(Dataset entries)
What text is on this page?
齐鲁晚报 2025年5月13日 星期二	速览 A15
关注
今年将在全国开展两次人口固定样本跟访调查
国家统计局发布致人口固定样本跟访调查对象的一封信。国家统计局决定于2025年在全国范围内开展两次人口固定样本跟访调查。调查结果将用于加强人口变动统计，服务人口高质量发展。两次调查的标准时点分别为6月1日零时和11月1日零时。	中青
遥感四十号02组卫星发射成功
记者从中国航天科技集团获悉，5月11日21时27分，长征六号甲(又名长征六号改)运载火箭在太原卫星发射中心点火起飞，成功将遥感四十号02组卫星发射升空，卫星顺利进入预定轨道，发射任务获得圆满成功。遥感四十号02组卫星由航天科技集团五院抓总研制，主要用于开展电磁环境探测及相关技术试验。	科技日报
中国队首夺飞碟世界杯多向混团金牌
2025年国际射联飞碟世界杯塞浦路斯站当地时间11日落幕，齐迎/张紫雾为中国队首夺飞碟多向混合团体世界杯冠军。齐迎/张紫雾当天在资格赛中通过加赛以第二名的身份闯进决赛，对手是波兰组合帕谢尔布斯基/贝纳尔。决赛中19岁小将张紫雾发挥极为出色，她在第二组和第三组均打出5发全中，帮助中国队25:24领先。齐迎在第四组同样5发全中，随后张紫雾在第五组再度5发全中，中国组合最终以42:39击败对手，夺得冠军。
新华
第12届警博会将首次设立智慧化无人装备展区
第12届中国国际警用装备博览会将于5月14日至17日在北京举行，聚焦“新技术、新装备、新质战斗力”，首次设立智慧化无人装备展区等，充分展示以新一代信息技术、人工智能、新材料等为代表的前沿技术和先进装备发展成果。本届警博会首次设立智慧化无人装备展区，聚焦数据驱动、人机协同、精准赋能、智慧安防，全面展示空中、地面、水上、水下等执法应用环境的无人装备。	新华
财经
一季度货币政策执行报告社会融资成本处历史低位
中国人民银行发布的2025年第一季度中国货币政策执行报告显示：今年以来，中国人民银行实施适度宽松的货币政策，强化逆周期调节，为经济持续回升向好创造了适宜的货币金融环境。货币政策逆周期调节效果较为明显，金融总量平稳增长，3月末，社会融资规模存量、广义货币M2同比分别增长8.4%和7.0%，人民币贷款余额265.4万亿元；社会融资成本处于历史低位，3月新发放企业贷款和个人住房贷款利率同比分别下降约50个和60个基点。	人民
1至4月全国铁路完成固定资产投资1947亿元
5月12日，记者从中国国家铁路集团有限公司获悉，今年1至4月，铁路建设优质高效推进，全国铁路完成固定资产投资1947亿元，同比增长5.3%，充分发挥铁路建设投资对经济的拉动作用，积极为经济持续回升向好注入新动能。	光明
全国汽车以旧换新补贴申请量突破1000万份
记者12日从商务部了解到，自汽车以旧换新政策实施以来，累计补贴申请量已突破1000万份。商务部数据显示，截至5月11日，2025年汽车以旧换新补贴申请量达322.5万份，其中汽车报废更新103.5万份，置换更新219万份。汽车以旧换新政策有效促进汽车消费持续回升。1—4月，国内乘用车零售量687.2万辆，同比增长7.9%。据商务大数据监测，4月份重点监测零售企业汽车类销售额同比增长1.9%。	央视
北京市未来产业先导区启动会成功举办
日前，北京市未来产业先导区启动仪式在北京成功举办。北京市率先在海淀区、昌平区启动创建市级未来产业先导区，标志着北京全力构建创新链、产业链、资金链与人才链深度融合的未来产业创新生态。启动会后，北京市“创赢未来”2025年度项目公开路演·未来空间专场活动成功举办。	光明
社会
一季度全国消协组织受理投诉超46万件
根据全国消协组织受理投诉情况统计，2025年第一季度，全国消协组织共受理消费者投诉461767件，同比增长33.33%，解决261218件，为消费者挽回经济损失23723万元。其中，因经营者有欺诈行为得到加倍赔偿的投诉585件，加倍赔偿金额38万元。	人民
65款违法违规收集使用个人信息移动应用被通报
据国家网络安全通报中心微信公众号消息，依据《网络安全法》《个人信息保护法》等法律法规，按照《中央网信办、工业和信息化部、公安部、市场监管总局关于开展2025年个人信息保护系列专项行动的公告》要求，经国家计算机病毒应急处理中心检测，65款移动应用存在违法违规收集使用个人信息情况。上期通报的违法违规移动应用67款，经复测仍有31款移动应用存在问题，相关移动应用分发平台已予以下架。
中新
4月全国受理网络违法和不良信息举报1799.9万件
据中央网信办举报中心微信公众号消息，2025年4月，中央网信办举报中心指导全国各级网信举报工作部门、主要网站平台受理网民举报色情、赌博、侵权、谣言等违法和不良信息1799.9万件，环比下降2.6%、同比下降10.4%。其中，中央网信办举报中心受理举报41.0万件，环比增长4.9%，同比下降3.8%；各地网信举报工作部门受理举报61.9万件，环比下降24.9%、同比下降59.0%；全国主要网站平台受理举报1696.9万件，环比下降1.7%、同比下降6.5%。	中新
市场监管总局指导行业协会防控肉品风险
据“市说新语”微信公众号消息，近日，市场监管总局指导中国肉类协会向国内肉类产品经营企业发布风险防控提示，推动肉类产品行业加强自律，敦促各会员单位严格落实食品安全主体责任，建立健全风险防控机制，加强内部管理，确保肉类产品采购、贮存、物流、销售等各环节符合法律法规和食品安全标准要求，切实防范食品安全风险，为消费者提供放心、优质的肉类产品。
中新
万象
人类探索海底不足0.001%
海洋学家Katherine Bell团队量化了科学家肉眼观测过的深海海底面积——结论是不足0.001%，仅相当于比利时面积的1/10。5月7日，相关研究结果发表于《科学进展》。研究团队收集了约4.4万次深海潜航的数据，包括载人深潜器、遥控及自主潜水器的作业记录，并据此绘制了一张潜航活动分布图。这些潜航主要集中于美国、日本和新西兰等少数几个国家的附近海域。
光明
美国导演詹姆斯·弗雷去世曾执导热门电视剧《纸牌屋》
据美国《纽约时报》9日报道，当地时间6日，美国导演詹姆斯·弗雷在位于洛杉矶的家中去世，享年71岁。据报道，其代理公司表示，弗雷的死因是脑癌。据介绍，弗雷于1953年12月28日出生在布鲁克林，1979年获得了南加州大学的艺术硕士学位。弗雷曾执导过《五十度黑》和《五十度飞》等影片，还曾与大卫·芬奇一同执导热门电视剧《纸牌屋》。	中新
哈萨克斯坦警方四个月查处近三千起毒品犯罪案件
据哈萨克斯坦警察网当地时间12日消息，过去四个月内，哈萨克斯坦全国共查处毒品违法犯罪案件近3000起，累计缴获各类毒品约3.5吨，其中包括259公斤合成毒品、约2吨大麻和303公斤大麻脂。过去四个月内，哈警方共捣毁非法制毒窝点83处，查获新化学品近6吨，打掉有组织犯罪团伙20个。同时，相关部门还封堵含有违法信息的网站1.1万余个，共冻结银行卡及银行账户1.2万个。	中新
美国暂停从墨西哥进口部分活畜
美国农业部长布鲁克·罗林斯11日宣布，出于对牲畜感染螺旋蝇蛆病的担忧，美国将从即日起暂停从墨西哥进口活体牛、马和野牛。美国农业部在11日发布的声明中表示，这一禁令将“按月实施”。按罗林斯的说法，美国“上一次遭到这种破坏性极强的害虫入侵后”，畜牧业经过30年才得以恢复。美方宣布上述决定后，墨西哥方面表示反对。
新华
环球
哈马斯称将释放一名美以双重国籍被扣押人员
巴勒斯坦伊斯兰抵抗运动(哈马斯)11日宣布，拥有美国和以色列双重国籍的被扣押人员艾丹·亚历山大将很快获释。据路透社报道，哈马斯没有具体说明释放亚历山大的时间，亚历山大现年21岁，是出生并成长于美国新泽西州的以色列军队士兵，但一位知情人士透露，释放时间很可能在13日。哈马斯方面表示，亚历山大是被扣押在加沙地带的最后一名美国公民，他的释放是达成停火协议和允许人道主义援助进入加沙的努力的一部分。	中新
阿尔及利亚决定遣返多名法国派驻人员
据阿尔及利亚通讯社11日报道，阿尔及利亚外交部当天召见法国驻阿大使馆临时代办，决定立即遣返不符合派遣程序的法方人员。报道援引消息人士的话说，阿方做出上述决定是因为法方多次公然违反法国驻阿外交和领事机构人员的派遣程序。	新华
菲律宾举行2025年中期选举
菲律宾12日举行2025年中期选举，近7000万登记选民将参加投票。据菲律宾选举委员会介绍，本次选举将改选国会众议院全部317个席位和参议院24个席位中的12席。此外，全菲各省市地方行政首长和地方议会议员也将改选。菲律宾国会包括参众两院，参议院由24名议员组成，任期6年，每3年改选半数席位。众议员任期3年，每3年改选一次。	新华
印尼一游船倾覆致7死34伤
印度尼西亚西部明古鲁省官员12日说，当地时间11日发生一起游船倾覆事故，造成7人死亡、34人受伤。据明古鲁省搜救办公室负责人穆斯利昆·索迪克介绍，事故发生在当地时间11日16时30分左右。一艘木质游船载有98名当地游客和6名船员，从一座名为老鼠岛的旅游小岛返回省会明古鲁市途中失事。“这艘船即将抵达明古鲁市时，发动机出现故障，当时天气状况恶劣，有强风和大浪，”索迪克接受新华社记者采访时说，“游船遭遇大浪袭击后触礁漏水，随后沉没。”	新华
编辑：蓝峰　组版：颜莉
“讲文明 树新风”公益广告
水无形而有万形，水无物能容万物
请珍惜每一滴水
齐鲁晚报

▶ _EXERCISE INSTRUCTIONS_:
Only a number is wanted: how many lines contain "美国导演詹姆斯"?

▶ _SOLUTION BELOW_:
2